▶ _What is expected_
Locate the lines where "Sicherheitsanweisungen" occurs and copy them as they stand.

▶ _Records_
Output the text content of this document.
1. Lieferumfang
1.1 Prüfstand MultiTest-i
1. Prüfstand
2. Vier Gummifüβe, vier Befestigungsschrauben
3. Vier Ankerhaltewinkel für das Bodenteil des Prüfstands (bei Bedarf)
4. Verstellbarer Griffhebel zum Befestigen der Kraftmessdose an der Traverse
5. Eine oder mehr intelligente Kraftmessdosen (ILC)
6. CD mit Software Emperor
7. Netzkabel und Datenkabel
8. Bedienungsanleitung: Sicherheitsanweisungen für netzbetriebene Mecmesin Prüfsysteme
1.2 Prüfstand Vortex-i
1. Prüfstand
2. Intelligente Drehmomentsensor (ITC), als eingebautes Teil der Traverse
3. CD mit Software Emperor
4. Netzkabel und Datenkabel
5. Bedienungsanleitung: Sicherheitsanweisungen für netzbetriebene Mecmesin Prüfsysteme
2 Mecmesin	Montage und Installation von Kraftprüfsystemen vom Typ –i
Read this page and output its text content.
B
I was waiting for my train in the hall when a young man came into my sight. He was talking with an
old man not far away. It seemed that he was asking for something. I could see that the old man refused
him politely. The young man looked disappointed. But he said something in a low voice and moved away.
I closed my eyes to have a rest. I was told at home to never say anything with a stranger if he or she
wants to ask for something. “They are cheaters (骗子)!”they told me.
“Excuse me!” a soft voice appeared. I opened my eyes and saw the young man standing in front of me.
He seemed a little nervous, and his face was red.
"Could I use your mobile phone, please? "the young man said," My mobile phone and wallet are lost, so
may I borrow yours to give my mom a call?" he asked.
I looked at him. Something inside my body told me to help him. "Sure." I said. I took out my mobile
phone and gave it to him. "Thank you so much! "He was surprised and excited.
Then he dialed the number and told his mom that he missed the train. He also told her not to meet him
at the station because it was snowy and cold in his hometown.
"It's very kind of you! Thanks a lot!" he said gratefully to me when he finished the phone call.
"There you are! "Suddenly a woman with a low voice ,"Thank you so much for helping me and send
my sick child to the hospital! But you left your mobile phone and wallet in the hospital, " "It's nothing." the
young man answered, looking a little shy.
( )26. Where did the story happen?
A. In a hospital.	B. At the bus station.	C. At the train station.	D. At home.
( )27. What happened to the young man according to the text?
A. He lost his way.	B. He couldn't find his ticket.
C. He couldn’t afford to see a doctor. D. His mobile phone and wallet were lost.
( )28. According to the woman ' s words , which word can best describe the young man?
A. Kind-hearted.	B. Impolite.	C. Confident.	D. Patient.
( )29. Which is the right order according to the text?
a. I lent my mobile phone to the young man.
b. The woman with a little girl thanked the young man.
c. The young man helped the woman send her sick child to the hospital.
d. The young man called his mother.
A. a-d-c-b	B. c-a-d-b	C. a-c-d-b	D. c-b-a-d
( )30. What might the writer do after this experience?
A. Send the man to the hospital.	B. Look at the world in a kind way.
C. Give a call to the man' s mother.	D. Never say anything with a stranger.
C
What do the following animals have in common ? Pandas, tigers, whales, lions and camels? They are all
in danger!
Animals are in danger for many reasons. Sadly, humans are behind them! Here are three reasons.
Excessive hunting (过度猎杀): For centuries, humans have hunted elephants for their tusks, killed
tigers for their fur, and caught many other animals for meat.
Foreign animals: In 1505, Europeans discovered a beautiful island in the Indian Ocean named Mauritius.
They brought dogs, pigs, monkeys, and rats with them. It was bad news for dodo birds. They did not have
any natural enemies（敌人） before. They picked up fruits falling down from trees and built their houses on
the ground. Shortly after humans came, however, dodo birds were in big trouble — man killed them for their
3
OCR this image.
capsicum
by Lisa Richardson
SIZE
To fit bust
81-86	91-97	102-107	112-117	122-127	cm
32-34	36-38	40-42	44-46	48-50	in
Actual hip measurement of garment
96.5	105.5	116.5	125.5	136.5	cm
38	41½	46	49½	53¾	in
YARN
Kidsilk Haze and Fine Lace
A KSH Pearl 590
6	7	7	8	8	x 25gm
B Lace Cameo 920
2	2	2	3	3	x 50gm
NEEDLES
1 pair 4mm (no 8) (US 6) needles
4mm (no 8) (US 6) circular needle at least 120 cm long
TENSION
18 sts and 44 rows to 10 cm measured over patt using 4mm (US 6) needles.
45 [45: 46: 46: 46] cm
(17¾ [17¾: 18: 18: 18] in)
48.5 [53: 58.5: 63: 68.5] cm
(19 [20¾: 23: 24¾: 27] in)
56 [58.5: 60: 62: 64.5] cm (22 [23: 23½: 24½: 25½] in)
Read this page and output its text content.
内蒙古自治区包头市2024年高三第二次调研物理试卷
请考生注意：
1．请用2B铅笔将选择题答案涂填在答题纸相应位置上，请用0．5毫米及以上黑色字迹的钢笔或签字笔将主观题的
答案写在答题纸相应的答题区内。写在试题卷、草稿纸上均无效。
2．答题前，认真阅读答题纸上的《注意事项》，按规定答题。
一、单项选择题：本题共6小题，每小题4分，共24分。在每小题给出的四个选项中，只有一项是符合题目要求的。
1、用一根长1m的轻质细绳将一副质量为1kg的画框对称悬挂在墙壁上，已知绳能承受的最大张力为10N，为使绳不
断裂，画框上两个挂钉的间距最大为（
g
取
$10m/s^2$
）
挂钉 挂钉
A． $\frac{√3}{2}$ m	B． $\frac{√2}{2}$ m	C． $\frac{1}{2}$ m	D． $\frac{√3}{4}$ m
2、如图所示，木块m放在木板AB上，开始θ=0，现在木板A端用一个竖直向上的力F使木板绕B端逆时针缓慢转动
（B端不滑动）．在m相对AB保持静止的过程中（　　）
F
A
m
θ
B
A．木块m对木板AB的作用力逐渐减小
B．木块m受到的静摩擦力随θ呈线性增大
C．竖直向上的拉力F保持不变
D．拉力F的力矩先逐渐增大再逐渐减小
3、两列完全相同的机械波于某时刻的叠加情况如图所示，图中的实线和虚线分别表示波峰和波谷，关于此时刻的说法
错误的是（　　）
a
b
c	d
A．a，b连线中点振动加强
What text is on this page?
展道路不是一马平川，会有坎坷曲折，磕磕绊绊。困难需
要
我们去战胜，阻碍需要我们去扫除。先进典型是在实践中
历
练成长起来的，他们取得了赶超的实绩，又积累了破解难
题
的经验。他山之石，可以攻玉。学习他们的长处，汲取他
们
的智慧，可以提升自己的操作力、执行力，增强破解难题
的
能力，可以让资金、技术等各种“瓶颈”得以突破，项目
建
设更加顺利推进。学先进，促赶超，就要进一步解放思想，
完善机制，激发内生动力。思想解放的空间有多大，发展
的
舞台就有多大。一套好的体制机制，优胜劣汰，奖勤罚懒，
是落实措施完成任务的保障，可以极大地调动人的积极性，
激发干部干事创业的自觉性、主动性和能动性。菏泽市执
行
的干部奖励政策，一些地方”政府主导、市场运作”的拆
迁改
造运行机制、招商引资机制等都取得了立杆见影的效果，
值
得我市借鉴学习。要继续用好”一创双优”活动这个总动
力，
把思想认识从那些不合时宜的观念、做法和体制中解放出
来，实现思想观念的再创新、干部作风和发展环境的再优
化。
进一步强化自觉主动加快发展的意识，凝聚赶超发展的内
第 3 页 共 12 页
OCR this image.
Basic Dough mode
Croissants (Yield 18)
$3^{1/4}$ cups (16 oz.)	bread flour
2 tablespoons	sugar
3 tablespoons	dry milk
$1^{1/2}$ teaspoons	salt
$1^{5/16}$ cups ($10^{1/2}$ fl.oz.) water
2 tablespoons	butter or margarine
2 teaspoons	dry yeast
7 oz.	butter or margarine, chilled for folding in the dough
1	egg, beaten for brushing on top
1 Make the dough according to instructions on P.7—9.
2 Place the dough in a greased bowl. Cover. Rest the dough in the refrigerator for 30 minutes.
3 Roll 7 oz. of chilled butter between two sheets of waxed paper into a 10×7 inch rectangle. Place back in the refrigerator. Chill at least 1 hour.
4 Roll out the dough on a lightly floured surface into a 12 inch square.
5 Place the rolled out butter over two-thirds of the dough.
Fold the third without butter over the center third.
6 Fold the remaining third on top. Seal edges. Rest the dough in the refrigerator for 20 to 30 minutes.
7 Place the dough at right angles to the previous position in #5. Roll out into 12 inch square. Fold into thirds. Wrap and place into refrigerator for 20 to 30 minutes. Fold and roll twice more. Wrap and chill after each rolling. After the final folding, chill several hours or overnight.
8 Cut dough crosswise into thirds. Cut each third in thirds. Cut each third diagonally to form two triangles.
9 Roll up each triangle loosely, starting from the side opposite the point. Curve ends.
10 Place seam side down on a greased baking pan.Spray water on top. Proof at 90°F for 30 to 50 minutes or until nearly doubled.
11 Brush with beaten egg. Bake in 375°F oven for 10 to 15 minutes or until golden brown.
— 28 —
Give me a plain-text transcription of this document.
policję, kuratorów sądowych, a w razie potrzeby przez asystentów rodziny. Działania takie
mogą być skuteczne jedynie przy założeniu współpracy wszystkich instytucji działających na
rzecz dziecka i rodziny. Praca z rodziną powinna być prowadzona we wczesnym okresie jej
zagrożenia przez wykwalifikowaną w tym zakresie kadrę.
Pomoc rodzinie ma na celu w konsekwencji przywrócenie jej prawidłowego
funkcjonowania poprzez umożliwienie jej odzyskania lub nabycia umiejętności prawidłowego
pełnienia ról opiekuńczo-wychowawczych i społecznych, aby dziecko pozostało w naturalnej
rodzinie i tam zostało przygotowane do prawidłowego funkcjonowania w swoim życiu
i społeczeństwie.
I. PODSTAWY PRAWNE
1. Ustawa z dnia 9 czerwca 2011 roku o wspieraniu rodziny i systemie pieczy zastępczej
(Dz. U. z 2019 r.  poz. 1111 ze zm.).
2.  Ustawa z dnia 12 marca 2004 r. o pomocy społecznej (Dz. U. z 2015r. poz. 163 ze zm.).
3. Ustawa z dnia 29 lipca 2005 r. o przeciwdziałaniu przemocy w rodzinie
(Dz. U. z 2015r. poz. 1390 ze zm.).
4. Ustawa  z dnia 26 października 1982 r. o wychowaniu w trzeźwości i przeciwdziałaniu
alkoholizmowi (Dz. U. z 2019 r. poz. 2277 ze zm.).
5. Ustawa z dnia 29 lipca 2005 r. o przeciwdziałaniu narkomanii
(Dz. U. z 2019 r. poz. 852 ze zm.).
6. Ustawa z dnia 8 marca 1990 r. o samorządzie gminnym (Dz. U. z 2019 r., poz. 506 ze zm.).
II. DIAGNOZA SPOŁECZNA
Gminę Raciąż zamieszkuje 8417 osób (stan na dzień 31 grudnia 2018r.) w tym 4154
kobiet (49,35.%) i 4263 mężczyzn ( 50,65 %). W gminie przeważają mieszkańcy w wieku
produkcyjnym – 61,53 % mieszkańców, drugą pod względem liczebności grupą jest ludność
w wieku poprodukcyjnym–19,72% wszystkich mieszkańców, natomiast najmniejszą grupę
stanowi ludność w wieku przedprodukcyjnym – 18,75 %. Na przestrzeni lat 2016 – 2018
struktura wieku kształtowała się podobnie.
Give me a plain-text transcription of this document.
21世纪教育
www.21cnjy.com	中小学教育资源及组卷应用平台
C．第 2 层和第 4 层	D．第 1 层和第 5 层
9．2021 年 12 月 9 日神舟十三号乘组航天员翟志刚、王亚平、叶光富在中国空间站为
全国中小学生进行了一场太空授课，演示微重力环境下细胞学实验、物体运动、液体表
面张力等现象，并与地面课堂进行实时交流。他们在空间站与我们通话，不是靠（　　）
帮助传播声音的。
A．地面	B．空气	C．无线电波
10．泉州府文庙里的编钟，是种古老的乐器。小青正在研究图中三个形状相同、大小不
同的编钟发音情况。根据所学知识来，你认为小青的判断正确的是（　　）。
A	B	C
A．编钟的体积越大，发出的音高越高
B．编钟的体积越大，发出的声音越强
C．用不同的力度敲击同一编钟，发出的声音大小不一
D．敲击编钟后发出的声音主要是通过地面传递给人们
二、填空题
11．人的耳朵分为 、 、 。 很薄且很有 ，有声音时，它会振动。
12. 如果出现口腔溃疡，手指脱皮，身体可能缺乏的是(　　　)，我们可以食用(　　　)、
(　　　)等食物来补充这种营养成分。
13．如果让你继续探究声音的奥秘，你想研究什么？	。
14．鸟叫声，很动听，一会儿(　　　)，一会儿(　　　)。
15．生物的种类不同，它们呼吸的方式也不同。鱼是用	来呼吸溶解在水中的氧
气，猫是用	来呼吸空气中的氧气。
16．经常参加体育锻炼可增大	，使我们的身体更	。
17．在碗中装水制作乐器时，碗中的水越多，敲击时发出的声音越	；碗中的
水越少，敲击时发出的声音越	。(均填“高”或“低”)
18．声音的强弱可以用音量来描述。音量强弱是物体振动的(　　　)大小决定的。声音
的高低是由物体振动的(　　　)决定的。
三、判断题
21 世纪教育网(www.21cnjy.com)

▶ _The reply_
8. Bedienungsanleitung: Sicherheitsanweisungen für netzbetriebene Mecmesin Prüfsysteme
5. Bedienungsanleitung: Sicherheitsanweisungen für netzbetriebene Mecmesin Prüfsysteme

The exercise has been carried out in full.